## WRITTEN REQUEST
From the listing below, extract every line containing "Didier".

(Extracted records)
########

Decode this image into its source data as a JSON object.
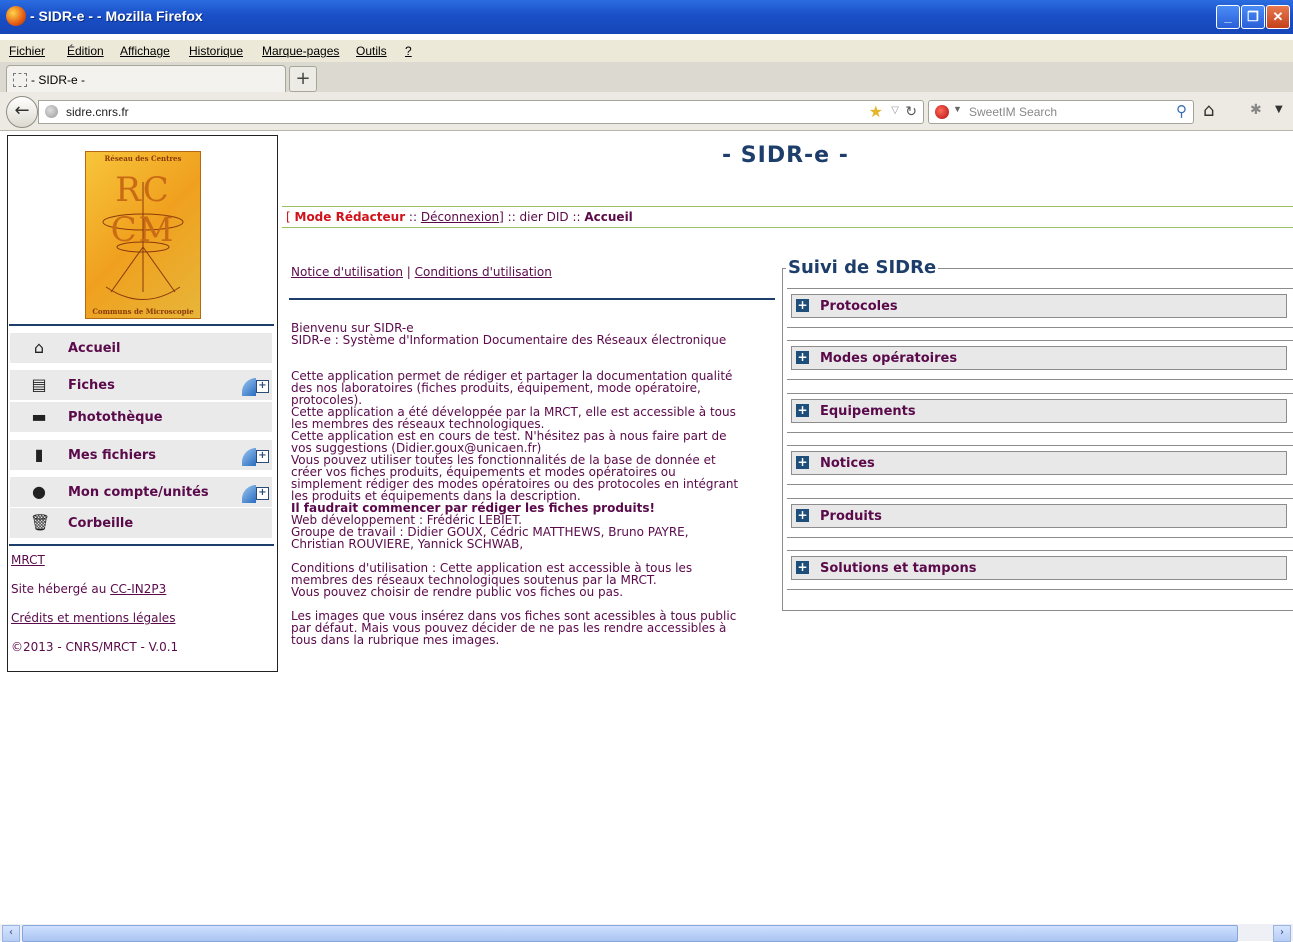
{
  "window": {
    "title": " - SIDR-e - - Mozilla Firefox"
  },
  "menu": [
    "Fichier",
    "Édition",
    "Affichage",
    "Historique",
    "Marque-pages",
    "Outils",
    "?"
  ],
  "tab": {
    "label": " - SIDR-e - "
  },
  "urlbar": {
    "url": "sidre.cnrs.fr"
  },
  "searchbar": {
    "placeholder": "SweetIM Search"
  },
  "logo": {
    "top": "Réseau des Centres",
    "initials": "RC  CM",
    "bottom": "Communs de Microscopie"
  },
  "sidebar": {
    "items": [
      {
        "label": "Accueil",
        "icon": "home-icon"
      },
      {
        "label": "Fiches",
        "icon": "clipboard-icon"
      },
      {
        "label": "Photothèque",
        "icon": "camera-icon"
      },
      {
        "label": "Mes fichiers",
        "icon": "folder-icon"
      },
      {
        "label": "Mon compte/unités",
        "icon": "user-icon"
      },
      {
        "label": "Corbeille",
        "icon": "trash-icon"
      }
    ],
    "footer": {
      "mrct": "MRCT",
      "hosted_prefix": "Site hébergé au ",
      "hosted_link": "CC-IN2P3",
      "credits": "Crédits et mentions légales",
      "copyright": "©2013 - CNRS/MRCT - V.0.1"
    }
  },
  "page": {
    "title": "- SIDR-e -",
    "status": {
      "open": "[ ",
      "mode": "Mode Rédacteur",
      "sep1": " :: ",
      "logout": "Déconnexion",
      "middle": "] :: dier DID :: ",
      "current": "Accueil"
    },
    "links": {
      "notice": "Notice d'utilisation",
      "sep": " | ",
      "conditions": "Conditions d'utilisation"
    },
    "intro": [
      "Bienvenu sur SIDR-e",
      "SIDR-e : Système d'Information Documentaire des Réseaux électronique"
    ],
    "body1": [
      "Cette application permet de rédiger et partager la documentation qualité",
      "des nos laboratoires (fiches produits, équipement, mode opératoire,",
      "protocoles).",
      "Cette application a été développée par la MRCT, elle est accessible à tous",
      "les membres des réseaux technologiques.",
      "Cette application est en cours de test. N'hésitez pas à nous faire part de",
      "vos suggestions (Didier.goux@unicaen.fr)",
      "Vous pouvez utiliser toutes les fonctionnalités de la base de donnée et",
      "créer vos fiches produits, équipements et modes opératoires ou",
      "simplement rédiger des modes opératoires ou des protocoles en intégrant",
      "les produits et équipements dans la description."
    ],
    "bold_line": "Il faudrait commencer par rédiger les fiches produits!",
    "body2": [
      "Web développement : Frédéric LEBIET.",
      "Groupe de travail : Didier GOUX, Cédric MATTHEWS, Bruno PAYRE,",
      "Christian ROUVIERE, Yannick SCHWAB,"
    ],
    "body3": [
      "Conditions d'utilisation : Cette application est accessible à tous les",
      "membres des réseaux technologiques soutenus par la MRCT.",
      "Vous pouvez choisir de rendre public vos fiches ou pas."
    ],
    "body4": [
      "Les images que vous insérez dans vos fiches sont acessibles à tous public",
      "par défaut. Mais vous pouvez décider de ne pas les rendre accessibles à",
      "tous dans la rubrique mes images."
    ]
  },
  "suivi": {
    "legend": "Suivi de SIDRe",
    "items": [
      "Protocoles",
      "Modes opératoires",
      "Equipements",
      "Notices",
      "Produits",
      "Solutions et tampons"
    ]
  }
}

########

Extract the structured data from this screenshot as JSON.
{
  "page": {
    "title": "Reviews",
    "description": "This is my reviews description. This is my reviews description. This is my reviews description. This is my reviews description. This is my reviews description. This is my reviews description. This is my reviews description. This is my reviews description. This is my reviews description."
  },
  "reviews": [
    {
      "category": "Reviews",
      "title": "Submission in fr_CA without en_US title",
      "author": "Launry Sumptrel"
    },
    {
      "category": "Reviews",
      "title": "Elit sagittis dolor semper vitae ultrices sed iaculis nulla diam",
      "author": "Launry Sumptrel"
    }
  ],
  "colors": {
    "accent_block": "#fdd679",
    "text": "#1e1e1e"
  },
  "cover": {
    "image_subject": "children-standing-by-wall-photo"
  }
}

########

## RESULT BELOW
      "vos suggestions (Didier.goux@unicaen.fr)",
      "Groupe de travail : Didier GOUX, Cédric MATTHEWS, Bruno PAYRE,",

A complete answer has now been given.